(Requirement)
Set all the material down again unchanged, without the pictures.

(Source data)
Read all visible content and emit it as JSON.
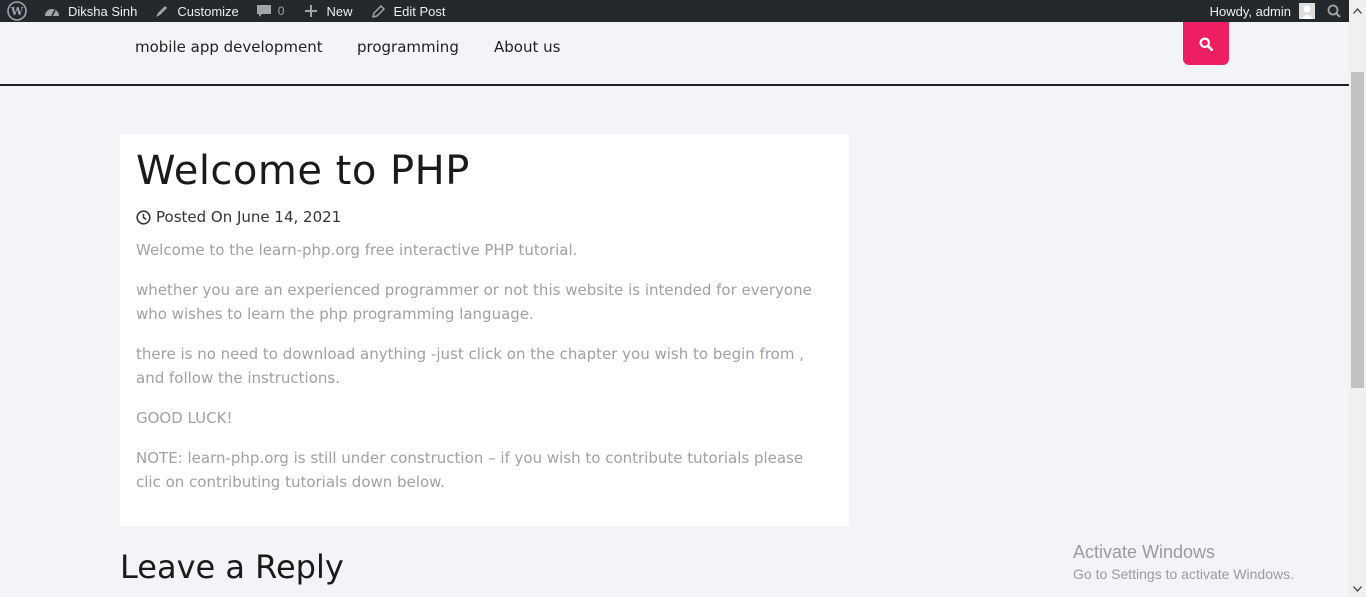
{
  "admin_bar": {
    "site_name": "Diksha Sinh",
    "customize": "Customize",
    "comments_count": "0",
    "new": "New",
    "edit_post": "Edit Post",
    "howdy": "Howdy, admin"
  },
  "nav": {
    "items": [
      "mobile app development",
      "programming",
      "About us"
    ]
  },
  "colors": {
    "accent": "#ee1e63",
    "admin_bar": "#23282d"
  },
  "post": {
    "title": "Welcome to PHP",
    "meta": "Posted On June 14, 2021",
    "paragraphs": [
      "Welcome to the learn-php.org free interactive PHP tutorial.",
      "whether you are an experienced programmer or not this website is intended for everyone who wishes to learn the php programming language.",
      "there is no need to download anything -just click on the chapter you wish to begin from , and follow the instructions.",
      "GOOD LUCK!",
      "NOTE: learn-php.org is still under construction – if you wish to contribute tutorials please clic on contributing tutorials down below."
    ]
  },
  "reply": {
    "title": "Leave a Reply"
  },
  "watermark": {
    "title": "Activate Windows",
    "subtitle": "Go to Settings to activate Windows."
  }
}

(Output for this task)
Read all visible content and emit it as JSON.
{
  "admin_bar": {
    "site_name": "Diksha Sinh",
    "customize": "Customize",
    "comments_count": "0",
    "new": "New",
    "edit_post": "Edit Post",
    "howdy": "Howdy, admin"
  },
  "nav": {
    "items": [
      "mobile app development",
      "programming",
      "About us"
    ]
  },
  "colors": {
    "accent": "#ee1e63",
    "admin_bar": "#23282d"
  },
  "post": {
    "title": "Welcome to PHP",
    "meta": "Posted On June 14, 2021",
    "paragraphs": [
      "Welcome to the learn-php.org free interactive PHP tutorial.",
      "whether you are an experienced programmer or not this website is intended for everyone who wishes to learn the php programming language.",
      "there is no need to download anything -just click on the chapter you wish to begin from , and follow the instructions.",
      "GOOD LUCK!",
      "NOTE: learn-php.org is still under construction – if you wish to contribute tutorials please clic on contributing tutorials down below."
    ]
  },
  "reply": {
    "title": "Leave a Reply"
  },
  "watermark": {
    "title": "Activate Windows",
    "subtitle": "Go to Settings to activate Windows."
  }
}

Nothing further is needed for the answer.